Stored data ->

-----

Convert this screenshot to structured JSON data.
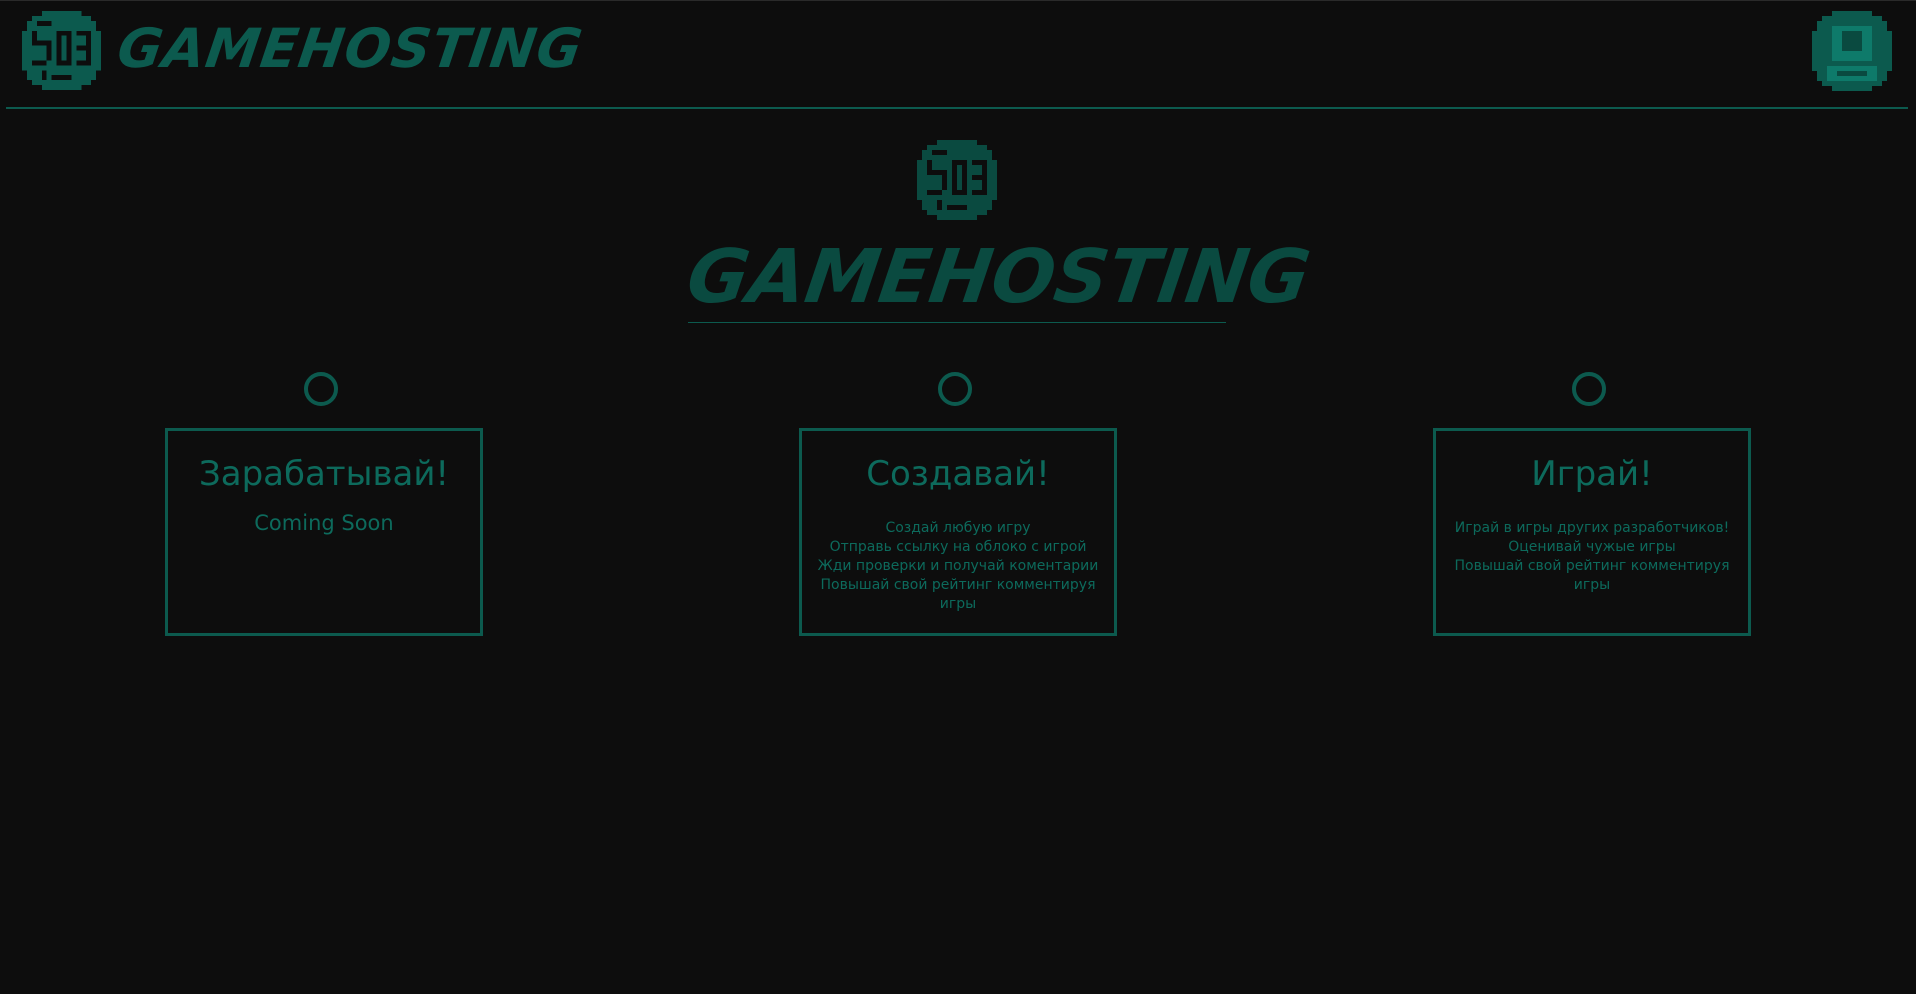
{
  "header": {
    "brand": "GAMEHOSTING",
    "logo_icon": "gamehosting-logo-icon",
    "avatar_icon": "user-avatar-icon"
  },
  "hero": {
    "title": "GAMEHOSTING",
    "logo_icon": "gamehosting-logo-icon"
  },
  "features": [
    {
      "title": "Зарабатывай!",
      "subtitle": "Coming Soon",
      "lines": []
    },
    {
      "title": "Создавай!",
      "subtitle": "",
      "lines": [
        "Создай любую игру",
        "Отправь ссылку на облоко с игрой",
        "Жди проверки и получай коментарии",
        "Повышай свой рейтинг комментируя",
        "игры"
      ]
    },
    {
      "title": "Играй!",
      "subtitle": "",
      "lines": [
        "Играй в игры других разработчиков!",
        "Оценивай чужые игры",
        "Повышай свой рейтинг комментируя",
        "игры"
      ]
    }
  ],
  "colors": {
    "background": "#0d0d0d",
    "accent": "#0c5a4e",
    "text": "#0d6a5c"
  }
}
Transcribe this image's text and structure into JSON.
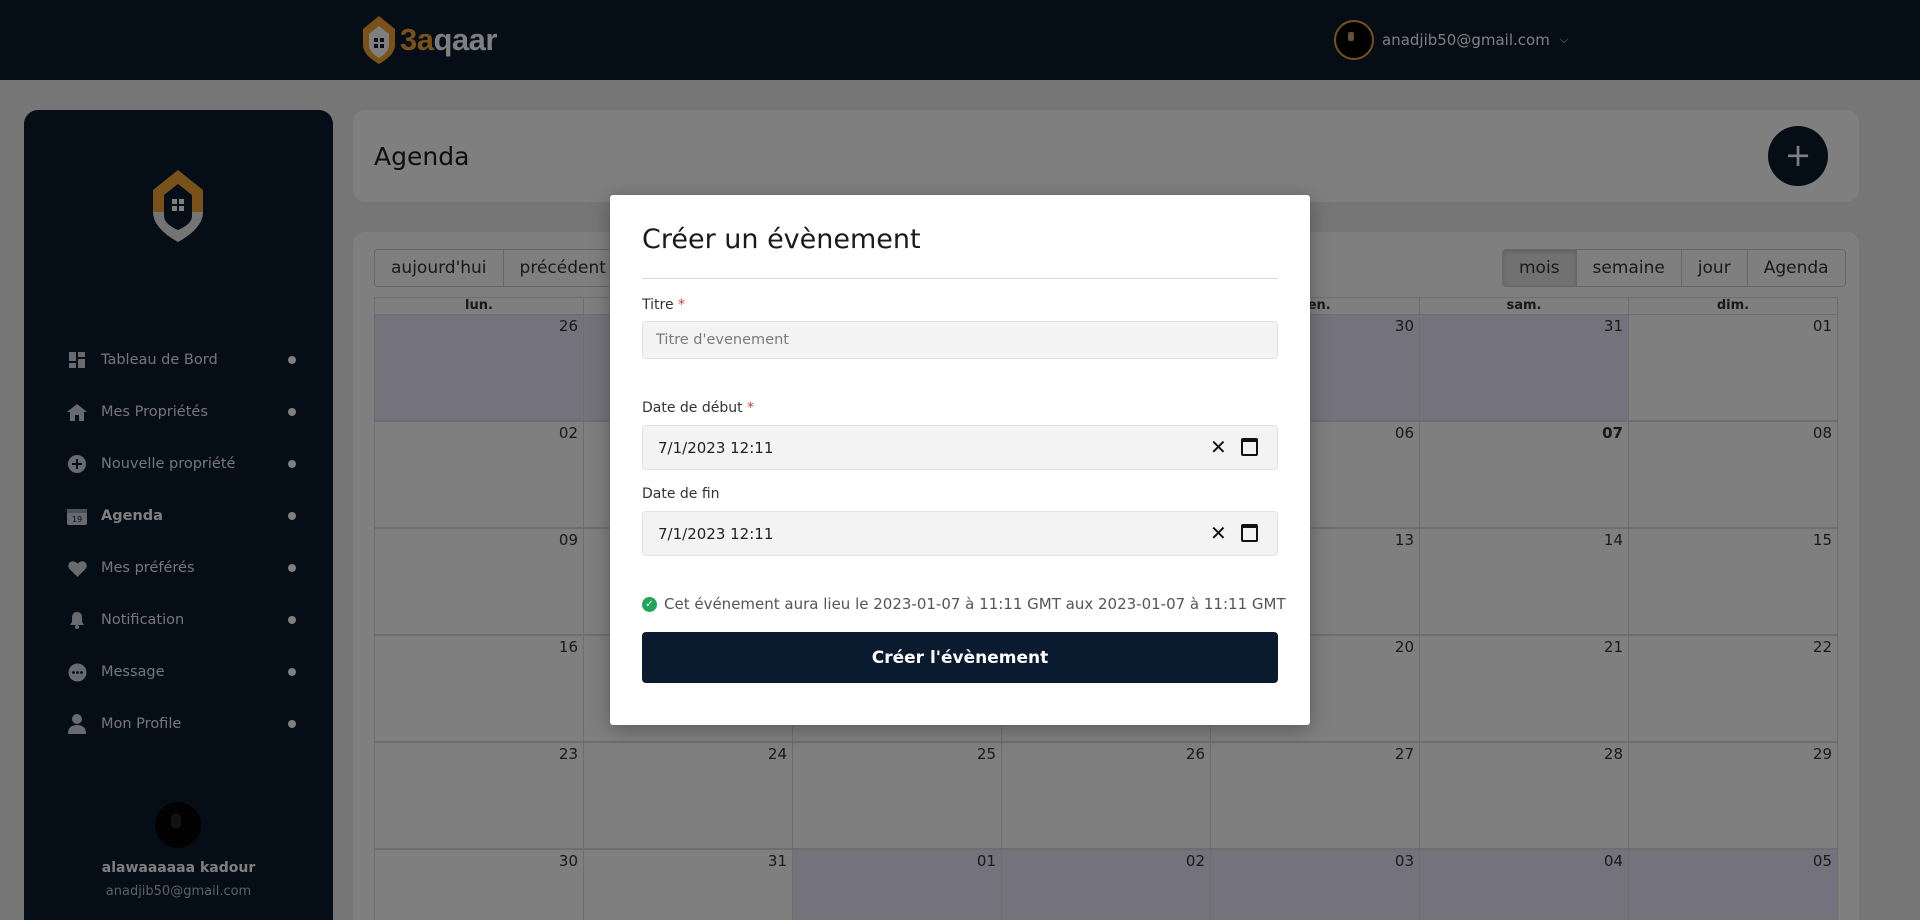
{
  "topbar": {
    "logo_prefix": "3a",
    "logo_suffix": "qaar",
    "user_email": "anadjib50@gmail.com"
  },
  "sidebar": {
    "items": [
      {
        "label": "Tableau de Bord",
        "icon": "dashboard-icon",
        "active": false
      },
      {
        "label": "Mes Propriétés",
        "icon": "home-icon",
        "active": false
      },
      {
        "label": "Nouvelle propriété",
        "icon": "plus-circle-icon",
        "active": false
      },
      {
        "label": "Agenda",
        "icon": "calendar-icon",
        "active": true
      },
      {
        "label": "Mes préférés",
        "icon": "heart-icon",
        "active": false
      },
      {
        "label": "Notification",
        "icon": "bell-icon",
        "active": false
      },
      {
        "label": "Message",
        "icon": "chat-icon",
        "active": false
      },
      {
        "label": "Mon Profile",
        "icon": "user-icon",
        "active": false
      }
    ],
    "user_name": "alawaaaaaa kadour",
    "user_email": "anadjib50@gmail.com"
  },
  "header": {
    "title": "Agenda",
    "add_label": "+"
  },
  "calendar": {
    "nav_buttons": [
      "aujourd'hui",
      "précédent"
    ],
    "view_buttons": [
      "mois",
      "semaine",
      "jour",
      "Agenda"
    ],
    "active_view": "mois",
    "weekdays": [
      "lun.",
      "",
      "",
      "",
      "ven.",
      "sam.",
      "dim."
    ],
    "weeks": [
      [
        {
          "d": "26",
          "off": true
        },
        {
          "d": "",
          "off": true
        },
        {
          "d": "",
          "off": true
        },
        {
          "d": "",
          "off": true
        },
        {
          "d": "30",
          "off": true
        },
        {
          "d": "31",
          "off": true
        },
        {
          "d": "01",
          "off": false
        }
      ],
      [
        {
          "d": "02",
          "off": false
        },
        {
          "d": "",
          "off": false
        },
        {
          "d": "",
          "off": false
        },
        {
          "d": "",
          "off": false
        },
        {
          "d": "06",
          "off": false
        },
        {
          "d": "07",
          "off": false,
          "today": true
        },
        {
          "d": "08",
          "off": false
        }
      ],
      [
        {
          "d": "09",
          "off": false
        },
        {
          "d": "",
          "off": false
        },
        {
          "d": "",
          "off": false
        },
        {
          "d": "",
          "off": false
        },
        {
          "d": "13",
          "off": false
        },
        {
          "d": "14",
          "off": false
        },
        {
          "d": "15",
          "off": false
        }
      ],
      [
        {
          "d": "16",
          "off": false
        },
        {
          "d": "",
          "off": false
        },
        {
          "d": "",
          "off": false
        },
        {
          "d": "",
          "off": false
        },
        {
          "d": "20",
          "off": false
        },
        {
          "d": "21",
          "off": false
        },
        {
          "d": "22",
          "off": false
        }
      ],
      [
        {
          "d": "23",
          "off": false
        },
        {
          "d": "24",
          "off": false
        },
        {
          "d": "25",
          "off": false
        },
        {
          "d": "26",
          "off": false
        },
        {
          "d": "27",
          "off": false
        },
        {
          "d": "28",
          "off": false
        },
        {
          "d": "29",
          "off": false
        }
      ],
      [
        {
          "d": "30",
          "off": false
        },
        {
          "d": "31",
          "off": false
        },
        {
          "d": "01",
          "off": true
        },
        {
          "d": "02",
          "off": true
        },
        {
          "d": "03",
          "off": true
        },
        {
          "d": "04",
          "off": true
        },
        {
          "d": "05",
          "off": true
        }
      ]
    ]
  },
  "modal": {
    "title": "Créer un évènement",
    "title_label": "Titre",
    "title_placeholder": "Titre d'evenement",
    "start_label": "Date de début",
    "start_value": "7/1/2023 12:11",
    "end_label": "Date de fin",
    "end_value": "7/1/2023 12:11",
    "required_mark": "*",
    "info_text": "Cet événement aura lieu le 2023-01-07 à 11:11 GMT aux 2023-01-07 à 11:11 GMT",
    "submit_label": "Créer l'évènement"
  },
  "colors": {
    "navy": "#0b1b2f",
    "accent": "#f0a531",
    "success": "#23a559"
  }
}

-----

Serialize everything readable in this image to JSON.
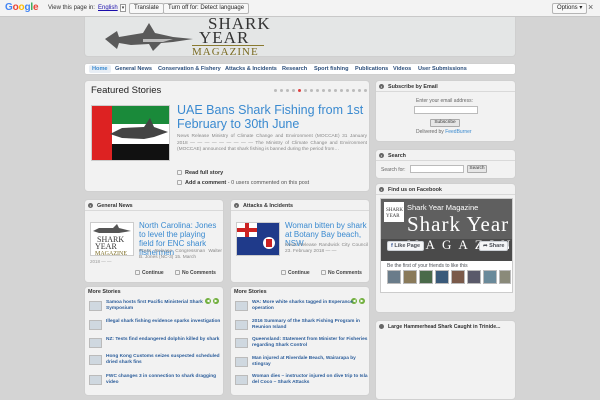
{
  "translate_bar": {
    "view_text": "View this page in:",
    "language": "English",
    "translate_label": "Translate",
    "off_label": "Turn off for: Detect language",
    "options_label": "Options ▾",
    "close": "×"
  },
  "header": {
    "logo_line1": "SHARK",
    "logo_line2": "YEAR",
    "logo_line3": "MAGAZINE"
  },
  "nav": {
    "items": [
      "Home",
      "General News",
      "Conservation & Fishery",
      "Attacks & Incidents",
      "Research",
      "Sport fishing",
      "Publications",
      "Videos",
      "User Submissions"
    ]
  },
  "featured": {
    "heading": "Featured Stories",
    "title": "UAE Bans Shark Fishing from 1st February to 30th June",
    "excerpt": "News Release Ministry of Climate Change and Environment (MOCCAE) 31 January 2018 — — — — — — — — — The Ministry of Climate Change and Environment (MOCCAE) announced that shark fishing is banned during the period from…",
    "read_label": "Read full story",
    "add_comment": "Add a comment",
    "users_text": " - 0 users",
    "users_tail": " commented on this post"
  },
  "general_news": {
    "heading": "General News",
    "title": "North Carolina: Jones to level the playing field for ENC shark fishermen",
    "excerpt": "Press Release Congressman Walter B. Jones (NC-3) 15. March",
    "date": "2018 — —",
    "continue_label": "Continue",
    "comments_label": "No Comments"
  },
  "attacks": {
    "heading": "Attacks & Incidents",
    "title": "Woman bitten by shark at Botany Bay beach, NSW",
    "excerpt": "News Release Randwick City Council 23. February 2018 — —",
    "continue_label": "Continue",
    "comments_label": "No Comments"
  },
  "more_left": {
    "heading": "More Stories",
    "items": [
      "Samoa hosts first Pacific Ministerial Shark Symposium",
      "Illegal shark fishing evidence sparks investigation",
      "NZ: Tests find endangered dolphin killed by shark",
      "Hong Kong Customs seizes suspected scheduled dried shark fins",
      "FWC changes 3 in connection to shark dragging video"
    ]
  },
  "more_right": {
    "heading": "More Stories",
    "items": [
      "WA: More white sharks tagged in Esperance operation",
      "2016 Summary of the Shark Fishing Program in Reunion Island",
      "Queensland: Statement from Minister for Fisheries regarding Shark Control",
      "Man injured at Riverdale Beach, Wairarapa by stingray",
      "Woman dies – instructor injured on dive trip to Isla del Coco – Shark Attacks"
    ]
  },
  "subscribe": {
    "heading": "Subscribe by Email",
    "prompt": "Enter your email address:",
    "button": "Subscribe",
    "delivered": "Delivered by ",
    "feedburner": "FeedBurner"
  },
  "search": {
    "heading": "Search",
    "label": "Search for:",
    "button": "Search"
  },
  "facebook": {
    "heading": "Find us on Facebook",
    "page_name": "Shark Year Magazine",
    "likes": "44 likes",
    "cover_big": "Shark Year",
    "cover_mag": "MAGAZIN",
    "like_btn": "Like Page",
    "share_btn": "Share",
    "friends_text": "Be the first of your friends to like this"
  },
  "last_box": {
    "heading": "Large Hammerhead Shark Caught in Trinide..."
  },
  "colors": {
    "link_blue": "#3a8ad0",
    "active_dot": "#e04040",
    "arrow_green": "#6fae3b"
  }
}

-----

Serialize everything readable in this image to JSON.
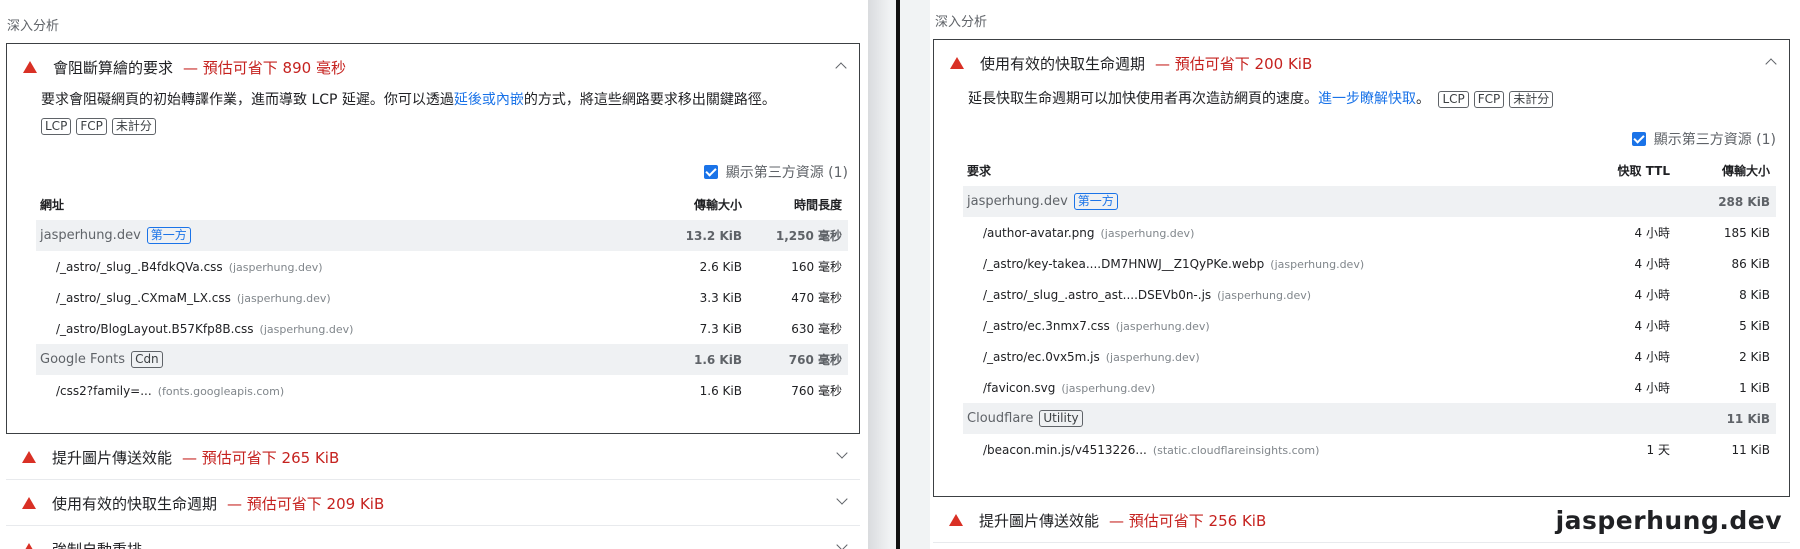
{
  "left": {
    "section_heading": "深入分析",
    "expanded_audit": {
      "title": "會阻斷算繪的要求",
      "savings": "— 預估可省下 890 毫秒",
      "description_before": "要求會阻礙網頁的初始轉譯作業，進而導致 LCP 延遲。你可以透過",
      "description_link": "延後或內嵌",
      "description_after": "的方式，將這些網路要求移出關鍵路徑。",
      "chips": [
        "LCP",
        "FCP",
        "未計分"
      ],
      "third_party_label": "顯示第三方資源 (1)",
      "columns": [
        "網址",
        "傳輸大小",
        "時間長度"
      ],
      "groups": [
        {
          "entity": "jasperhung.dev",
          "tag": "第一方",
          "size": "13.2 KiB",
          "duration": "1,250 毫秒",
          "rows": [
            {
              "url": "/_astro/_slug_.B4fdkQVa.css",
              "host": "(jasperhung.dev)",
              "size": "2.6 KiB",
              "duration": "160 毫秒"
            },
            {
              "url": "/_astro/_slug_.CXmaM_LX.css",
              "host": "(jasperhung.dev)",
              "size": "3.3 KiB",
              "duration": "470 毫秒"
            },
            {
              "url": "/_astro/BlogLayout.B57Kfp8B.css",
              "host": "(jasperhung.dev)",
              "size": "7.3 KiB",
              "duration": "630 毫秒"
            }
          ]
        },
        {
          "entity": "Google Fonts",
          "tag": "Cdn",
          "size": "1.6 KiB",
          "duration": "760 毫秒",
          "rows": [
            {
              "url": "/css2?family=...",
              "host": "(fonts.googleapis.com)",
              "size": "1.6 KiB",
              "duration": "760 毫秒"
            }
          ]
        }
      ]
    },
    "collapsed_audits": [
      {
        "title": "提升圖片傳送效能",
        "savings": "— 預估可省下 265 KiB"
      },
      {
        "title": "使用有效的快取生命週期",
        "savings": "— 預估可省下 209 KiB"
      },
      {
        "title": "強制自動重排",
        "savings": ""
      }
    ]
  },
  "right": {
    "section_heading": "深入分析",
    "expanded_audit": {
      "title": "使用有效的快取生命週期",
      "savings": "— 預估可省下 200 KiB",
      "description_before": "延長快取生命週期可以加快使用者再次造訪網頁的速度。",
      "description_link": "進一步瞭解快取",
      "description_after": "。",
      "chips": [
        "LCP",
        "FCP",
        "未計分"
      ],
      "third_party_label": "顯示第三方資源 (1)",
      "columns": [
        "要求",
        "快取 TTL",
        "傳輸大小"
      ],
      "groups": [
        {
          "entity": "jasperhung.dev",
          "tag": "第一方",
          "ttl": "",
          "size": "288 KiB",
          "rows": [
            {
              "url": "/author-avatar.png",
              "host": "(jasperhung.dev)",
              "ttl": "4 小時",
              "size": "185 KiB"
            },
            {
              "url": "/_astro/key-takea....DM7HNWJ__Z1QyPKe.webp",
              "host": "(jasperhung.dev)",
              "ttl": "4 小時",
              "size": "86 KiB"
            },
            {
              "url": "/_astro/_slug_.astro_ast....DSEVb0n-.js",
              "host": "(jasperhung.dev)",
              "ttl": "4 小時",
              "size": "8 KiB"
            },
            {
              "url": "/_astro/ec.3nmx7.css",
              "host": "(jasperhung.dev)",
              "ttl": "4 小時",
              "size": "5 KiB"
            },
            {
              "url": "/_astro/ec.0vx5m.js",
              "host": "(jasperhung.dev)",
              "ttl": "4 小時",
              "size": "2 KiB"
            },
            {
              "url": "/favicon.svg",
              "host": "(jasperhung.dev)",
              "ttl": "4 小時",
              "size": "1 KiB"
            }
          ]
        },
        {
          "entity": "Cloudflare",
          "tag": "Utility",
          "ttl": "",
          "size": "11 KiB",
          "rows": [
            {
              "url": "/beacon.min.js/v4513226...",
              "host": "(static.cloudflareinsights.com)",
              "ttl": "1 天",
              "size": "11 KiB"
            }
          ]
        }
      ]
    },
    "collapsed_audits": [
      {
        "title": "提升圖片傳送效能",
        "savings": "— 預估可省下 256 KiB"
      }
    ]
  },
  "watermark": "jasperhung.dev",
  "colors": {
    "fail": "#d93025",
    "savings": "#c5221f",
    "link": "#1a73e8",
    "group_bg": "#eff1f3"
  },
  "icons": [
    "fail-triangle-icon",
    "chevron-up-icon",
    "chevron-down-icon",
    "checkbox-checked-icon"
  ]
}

-----

Directions -> Report back each line of the entries that holds the string "預估可省下".

Finished task ->
      "savings": "— 預估可省下 890 毫秒",
        "savings": "— 預估可省下 265 KiB"
        "savings": "— 預估可省下 209 KiB"
      "savings": "— 預估可省下 200 KiB",
        "savings": "— 預估可省下 256 KiB"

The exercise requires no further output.